REQUEST:
State how many lines of the listing below include the word "JSON". Give only the number.

===============

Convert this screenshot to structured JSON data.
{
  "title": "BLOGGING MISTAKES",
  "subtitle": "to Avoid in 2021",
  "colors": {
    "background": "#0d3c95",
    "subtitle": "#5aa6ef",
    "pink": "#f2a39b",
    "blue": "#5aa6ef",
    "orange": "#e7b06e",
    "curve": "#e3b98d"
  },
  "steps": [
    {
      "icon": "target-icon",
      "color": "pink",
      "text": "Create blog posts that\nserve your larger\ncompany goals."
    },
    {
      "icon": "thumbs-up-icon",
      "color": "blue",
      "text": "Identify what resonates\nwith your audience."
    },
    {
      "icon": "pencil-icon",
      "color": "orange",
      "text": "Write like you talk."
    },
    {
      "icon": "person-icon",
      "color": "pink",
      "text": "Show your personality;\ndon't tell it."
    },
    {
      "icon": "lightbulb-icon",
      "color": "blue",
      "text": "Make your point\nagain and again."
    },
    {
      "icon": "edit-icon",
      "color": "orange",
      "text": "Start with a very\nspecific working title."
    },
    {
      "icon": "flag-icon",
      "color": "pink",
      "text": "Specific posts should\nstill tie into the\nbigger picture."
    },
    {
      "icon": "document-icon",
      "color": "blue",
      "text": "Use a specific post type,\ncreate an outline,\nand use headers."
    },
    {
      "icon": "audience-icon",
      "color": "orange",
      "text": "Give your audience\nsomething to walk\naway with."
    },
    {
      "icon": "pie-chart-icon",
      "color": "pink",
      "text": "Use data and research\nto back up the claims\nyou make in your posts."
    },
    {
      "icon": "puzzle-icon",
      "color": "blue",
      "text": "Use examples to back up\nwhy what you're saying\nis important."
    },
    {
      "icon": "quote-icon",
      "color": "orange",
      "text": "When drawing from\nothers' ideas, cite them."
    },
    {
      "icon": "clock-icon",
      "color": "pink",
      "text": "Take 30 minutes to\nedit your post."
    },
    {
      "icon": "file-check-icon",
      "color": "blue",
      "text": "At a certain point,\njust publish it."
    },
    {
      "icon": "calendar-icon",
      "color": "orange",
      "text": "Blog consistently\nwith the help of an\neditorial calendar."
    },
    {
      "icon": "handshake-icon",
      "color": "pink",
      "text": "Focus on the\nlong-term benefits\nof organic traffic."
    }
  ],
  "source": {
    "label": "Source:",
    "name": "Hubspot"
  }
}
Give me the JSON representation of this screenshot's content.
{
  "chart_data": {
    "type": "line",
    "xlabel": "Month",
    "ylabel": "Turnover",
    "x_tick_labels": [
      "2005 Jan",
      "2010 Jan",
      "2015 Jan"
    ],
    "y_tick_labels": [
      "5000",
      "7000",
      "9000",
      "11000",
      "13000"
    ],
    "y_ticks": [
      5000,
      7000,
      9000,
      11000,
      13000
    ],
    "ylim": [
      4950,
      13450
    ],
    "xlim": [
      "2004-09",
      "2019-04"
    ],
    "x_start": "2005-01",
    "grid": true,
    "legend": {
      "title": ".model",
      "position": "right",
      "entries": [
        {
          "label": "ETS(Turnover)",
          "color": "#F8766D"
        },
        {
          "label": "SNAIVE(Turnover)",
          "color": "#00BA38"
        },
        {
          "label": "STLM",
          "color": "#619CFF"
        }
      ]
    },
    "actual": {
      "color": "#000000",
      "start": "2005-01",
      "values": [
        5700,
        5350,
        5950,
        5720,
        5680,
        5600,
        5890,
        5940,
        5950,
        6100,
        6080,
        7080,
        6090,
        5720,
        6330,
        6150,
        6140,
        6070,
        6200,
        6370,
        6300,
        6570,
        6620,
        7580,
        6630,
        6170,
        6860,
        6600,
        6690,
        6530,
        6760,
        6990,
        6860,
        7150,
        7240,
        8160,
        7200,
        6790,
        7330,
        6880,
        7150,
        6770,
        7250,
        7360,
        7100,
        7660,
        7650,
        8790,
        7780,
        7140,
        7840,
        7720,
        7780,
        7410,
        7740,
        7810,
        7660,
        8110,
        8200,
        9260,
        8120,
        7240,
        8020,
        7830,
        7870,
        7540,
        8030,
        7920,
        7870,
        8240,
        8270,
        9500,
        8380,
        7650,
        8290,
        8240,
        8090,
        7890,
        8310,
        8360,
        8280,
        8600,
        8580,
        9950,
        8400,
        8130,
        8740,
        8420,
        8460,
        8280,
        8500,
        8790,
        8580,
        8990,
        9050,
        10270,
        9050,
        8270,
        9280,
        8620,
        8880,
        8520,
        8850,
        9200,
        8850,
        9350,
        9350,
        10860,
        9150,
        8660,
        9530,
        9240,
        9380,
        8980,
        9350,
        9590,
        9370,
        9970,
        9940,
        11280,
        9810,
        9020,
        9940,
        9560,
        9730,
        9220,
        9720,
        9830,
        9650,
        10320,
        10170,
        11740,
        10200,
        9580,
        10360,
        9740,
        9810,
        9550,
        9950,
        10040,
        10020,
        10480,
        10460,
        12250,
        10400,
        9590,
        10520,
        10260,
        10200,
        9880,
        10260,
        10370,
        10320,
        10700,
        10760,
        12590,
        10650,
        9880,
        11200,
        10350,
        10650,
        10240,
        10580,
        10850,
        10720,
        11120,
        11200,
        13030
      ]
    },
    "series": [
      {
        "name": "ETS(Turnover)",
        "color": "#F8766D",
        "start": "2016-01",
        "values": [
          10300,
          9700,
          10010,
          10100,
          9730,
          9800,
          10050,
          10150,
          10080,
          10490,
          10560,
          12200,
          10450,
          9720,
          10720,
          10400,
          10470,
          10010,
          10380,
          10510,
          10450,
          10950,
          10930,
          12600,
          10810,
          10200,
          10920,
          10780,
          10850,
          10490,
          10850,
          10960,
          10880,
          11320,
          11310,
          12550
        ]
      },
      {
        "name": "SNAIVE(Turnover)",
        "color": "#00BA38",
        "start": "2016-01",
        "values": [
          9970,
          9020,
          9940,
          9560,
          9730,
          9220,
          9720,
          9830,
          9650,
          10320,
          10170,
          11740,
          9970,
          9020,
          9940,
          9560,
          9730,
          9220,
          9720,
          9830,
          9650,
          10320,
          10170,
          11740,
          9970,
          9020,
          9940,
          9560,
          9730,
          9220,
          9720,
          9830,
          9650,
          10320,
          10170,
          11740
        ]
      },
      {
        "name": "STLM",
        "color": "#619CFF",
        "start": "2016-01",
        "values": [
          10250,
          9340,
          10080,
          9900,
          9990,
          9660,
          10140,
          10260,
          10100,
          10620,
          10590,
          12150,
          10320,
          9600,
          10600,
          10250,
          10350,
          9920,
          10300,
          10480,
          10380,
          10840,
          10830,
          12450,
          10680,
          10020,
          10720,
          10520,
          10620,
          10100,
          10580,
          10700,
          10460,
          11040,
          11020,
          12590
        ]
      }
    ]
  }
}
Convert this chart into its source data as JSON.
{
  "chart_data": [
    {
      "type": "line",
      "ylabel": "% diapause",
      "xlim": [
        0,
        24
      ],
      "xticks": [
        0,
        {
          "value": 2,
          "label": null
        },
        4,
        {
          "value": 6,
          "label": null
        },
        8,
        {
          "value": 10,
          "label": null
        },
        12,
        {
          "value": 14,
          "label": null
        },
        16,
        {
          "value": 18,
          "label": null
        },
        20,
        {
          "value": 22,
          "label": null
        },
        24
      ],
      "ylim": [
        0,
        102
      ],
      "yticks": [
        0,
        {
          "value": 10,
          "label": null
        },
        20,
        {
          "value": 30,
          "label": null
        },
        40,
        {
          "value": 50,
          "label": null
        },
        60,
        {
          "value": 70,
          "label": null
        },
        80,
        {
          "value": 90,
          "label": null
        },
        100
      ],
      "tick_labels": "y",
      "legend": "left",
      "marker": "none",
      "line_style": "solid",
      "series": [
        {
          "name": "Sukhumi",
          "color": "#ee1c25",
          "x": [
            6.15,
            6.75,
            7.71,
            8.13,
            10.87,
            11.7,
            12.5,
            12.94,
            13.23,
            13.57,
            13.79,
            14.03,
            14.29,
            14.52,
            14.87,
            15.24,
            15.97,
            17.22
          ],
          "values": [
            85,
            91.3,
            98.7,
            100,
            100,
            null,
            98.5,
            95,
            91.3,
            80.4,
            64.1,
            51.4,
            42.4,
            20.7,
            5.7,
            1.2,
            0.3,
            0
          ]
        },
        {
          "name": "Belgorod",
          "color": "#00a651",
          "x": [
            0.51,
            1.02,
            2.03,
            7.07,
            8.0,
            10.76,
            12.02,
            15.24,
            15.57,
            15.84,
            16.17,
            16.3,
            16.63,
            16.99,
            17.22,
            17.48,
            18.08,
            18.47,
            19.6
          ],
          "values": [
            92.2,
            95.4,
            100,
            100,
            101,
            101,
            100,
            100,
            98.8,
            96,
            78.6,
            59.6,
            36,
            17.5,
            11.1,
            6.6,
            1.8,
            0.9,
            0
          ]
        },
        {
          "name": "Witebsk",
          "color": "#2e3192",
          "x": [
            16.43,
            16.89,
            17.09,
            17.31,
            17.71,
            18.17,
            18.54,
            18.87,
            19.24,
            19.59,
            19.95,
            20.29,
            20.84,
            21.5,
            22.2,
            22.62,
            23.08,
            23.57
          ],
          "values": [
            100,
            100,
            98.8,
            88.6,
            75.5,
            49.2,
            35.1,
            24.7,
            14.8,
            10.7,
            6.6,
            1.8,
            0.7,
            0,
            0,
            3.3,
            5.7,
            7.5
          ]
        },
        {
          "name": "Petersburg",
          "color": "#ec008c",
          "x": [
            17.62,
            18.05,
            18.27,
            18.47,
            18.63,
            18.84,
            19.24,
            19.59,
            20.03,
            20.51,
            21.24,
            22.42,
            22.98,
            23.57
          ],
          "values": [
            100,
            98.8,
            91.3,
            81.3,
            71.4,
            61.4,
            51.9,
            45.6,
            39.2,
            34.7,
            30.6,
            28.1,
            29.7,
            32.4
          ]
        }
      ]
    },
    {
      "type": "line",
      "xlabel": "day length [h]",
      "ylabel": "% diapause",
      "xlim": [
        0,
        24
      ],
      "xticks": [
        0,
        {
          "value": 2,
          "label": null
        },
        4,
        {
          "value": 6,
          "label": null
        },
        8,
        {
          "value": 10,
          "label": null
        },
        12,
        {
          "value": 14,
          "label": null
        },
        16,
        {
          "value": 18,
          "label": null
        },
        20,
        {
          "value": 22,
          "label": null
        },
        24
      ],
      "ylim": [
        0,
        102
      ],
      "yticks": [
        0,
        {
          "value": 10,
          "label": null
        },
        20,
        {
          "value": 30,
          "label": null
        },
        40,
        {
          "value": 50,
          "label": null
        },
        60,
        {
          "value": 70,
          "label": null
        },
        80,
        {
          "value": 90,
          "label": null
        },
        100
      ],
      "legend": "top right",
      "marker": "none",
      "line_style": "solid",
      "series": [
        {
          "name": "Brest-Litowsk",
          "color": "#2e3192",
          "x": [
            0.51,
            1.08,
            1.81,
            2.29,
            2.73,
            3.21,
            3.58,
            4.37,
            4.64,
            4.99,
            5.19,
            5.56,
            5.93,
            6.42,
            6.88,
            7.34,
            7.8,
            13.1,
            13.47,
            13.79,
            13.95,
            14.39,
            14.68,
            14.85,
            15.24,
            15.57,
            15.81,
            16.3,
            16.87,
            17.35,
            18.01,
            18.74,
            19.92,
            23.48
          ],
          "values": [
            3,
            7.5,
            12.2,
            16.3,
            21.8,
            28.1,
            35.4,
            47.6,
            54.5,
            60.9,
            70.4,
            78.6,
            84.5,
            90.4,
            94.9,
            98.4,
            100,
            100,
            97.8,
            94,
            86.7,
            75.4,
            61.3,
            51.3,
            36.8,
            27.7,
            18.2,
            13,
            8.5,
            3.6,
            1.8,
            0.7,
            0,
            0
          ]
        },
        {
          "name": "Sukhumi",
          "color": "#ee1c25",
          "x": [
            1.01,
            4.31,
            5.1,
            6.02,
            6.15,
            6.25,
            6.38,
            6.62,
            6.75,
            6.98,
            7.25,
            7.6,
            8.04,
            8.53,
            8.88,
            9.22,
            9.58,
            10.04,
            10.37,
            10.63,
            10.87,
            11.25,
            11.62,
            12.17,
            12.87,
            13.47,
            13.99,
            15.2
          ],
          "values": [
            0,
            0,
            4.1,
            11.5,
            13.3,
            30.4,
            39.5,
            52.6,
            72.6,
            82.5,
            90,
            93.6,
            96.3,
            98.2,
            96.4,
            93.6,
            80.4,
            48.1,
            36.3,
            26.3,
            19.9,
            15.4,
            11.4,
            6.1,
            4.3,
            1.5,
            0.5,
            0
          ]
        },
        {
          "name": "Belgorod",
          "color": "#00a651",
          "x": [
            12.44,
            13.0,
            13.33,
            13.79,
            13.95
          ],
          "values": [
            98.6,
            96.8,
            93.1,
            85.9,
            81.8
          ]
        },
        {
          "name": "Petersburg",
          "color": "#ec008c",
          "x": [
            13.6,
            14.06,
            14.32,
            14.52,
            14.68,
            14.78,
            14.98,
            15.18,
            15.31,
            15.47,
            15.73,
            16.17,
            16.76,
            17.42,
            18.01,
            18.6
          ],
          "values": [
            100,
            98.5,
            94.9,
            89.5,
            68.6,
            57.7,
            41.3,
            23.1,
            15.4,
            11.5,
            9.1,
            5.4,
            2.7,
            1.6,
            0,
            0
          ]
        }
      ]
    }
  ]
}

===============

TASK RESULT:
3